* Your goal
Where the string "Pips" occurs in the material below, report the whole line.

* Input for this task

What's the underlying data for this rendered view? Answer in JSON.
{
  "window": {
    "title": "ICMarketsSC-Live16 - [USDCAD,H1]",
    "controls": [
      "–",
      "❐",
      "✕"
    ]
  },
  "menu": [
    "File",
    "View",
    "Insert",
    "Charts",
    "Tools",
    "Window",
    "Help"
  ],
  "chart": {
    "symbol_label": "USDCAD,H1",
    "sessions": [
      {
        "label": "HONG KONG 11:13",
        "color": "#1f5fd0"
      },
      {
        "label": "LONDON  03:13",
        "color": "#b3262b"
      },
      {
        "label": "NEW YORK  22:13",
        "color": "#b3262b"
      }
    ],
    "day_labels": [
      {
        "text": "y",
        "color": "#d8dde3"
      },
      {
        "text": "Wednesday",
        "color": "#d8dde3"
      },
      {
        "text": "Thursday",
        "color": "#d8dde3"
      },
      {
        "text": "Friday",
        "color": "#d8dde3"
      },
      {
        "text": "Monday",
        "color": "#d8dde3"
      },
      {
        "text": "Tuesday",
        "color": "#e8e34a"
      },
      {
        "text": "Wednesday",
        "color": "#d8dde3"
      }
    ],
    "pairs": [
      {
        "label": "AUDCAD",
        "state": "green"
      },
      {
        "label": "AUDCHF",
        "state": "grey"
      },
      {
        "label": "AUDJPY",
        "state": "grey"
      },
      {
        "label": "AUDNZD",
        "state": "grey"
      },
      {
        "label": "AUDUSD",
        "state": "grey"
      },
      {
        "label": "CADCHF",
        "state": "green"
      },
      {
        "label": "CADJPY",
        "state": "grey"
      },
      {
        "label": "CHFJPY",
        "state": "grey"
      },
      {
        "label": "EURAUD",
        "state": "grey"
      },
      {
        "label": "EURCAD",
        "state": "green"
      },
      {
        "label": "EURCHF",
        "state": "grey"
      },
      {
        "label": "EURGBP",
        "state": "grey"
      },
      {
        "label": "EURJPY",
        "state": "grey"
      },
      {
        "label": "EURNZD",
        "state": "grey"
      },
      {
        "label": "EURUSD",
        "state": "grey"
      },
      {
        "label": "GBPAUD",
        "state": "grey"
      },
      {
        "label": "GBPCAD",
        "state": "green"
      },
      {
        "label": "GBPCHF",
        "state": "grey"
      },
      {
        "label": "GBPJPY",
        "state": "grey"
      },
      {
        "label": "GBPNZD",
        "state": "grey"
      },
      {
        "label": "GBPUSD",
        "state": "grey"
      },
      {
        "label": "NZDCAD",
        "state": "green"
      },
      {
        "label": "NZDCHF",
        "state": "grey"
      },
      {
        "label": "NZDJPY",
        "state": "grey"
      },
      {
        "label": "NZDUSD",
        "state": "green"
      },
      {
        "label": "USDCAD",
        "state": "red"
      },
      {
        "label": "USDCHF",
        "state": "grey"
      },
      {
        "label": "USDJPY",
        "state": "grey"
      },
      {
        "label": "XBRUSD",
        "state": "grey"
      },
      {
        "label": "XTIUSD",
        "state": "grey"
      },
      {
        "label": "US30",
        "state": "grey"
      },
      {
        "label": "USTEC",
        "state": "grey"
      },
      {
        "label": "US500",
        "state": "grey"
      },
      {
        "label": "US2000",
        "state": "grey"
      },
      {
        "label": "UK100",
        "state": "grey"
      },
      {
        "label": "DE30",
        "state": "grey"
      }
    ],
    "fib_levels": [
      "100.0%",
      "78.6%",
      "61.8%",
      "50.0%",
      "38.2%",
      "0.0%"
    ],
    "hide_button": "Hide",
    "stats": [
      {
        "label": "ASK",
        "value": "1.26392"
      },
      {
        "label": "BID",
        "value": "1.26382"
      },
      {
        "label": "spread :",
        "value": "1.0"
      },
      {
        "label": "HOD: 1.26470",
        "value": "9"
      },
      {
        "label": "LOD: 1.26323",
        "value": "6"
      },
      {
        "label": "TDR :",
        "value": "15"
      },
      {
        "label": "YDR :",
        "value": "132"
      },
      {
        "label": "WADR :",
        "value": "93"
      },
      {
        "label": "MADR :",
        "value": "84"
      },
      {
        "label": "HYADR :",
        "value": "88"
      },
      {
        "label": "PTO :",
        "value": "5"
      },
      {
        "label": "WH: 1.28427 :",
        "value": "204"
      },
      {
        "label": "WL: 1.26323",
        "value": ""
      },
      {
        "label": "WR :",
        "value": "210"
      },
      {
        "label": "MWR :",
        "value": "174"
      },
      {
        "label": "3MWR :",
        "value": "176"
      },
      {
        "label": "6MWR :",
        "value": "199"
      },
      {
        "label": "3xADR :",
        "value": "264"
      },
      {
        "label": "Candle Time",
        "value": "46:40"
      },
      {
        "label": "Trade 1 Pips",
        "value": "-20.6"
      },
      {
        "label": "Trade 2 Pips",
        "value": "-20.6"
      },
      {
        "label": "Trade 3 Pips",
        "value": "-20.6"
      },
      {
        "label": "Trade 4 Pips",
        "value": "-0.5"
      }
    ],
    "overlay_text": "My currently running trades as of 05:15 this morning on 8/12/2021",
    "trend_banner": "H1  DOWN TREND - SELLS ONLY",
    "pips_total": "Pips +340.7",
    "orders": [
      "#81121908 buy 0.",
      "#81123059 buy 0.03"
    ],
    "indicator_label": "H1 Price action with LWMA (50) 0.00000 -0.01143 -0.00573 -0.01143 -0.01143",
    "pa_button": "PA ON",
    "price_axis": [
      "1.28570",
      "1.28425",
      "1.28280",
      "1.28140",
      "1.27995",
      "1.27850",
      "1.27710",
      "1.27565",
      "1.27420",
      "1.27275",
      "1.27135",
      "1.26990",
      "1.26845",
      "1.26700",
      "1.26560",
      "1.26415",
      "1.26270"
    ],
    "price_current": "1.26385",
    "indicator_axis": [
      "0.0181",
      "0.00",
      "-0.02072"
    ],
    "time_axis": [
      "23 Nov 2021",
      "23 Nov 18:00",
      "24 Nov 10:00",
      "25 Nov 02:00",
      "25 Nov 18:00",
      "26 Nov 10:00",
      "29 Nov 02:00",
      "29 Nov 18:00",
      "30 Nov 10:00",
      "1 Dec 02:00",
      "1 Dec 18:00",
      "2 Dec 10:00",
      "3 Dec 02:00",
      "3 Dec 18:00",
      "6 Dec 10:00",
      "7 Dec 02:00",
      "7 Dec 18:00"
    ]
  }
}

* In response
        "label": "Trade 1 Pips",
        "label": "Trade 2 Pips",
        "label": "Trade 3 Pips",
        "label": "Trade 4 Pips",
    "pips_total": "Pips +340.7",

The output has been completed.